SHORT TASK = Word for word, copy all the data and drop the pictures.

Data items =
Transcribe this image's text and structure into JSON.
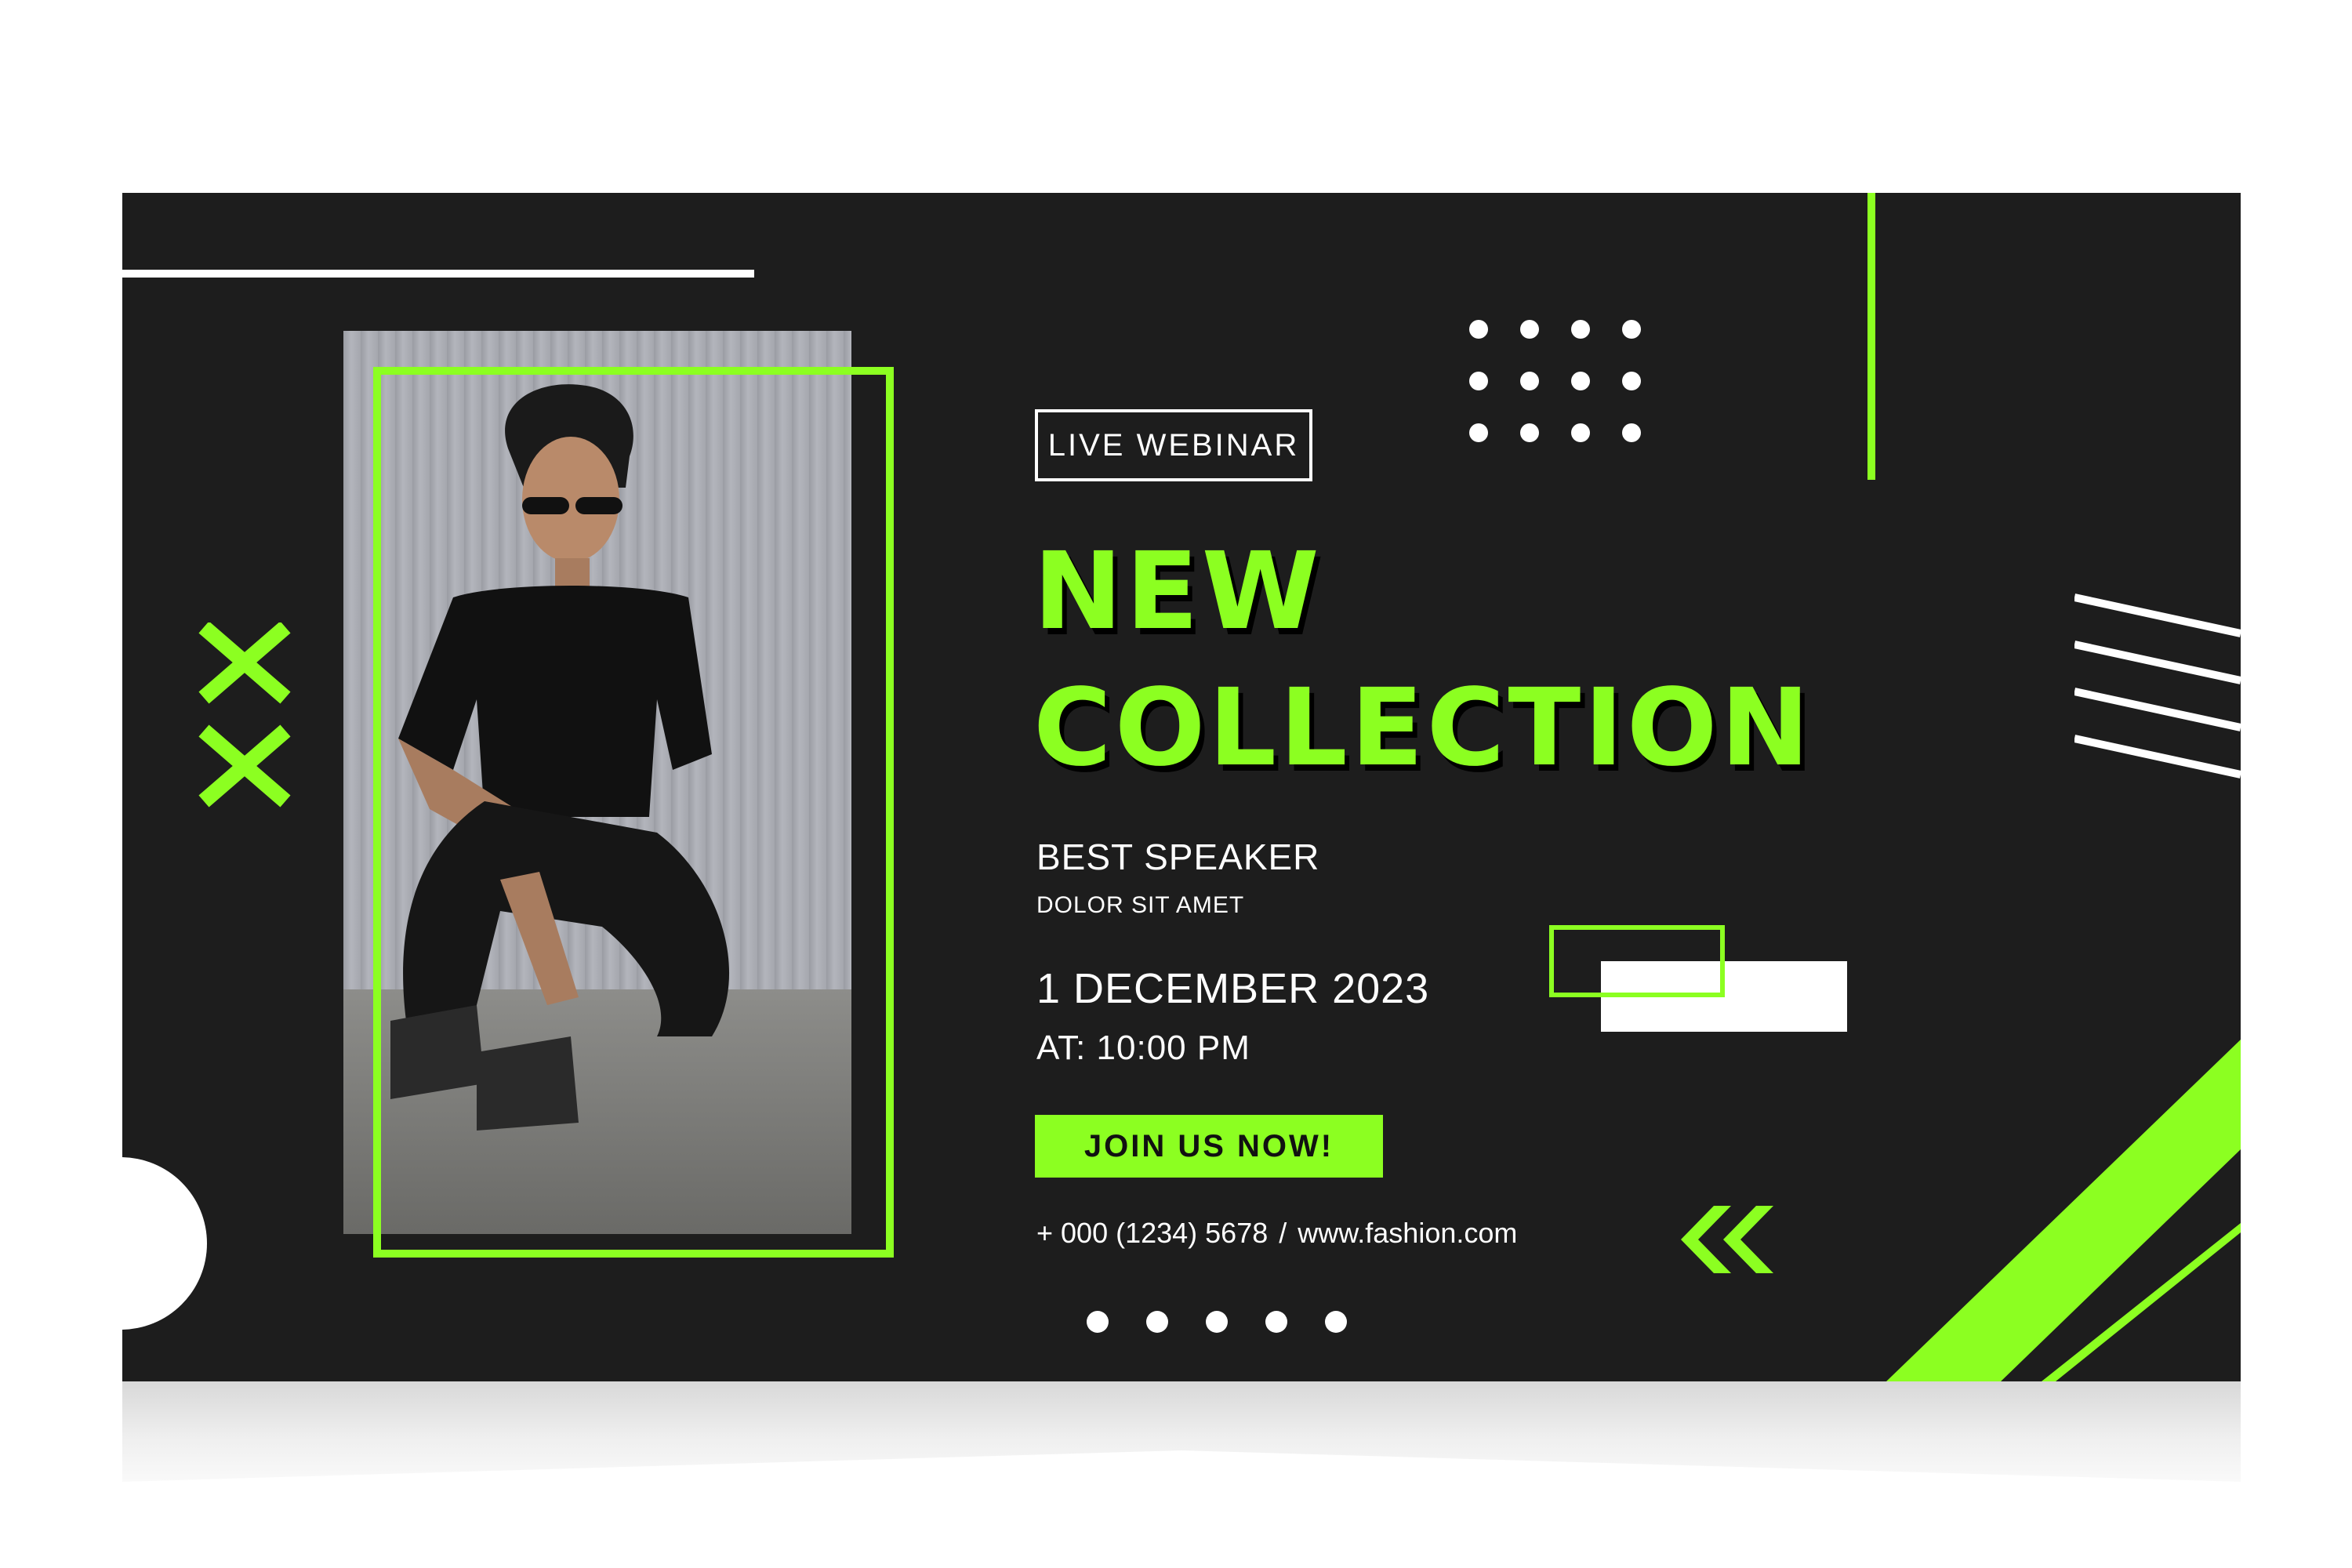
{
  "colors": {
    "accent": "#8cff21",
    "background": "#1d1d1d",
    "text": "#ffffff"
  },
  "badge": "LIVE WEBINAR",
  "headline": {
    "line1": "NEW",
    "line2": "COLLECTION"
  },
  "speaker": {
    "title": "BEST SPEAKER",
    "subtitle": "DOLOR SIT AMET"
  },
  "event": {
    "date": "1 DECEMBER 2023",
    "time": "AT: 10:00 PM"
  },
  "cta": "JOIN US NOW!",
  "contact": {
    "phone": "+ 000 (1234) 5678",
    "separator": "/",
    "website": "www.fashion.com"
  },
  "icons": [
    "x-mark-icon",
    "double-chevron-left-icon",
    "dot-grid-icon"
  ]
}
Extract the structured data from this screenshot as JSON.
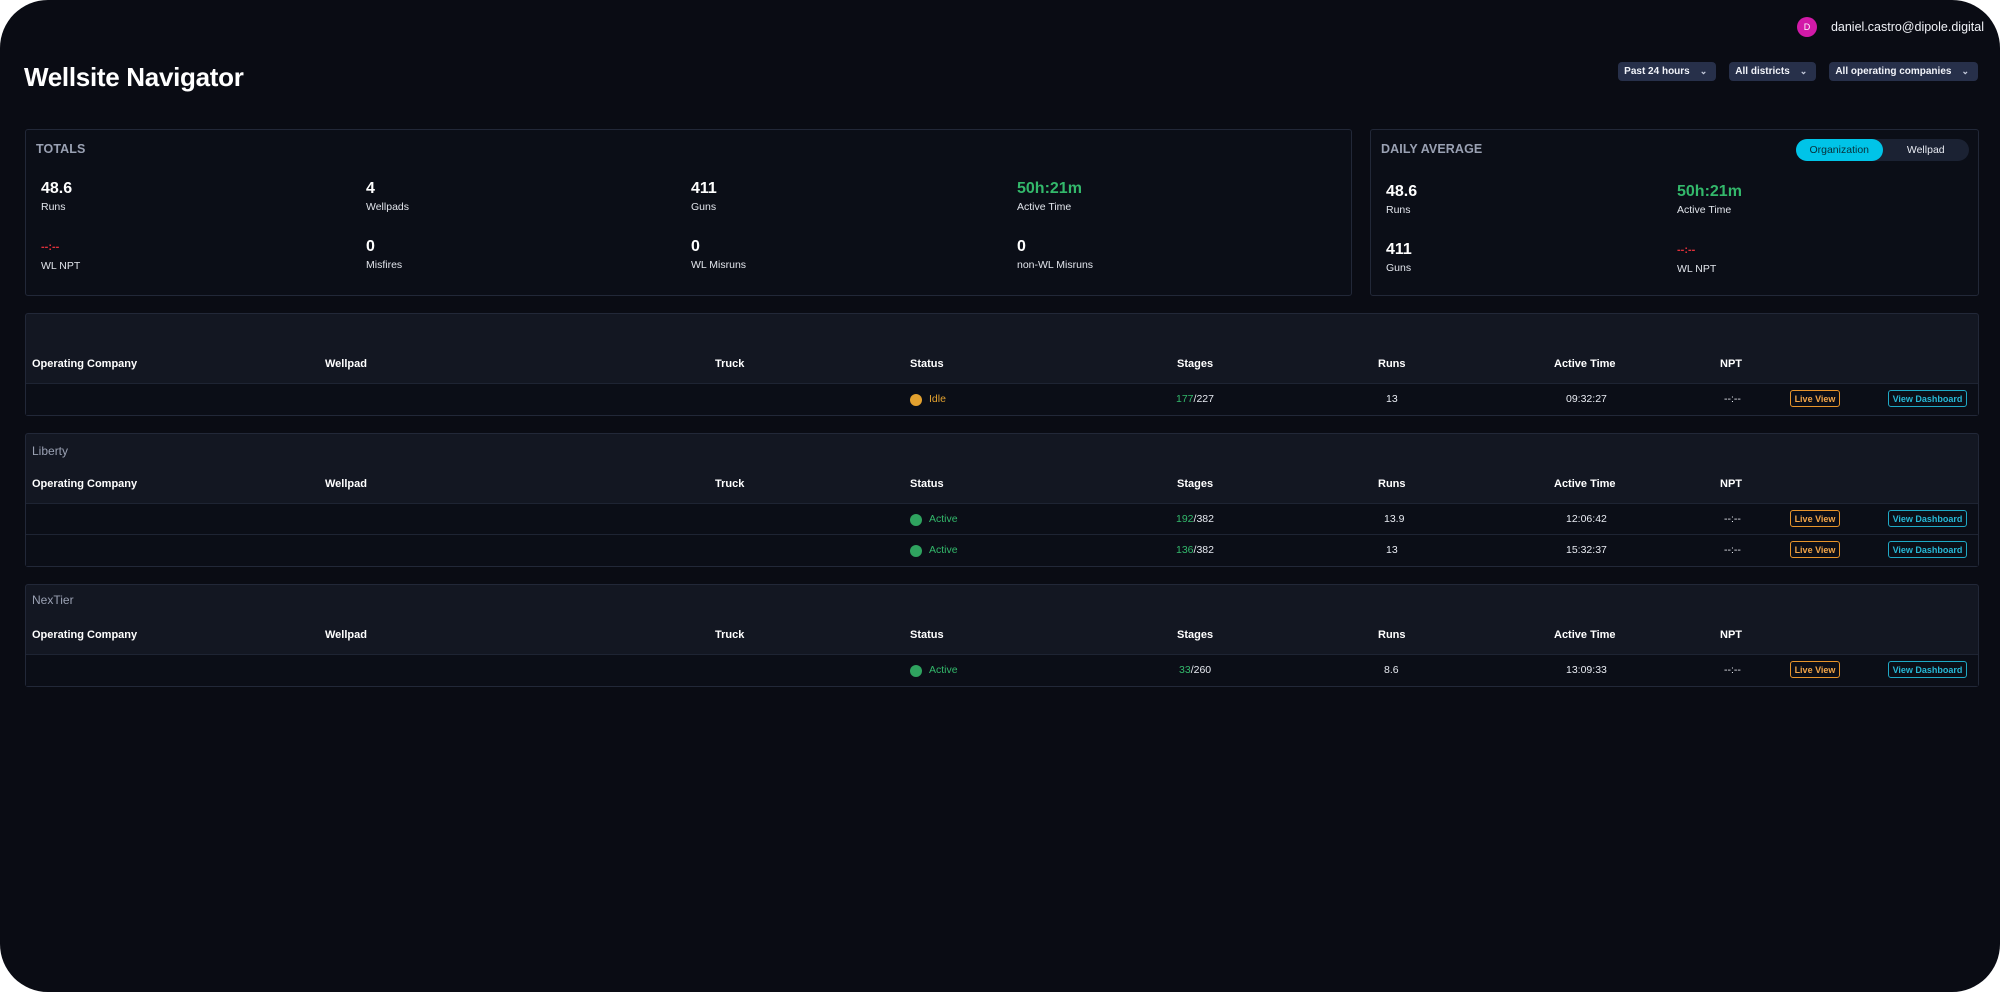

RIGHT ANSWER =
Transcribe this image's text and structure into JSON.
{
  "colors": {
    "accent": "#8cff21",
    "background": "#1d1d1d",
    "text": "#ffffff"
  },
  "badge": "LIVE WEBINAR",
  "headline": {
    "line1": "NEW",
    "line2": "COLLECTION"
  },
  "speaker": {
    "title": "BEST SPEAKER",
    "subtitle": "DOLOR SIT AMET"
  },
  "event": {
    "date": "1 DECEMBER 2023",
    "time": "AT: 10:00 PM"
  },
  "cta": "JOIN US NOW!",
  "contact": {
    "phone": "+ 000 (1234) 5678",
    "separator": "/",
    "website": "www.fashion.com"
  },
  "icons": [
    "x-mark-icon",
    "double-chevron-left-icon",
    "dot-grid-icon"
  ]
}
Extract the structured data from this screenshot as JSON.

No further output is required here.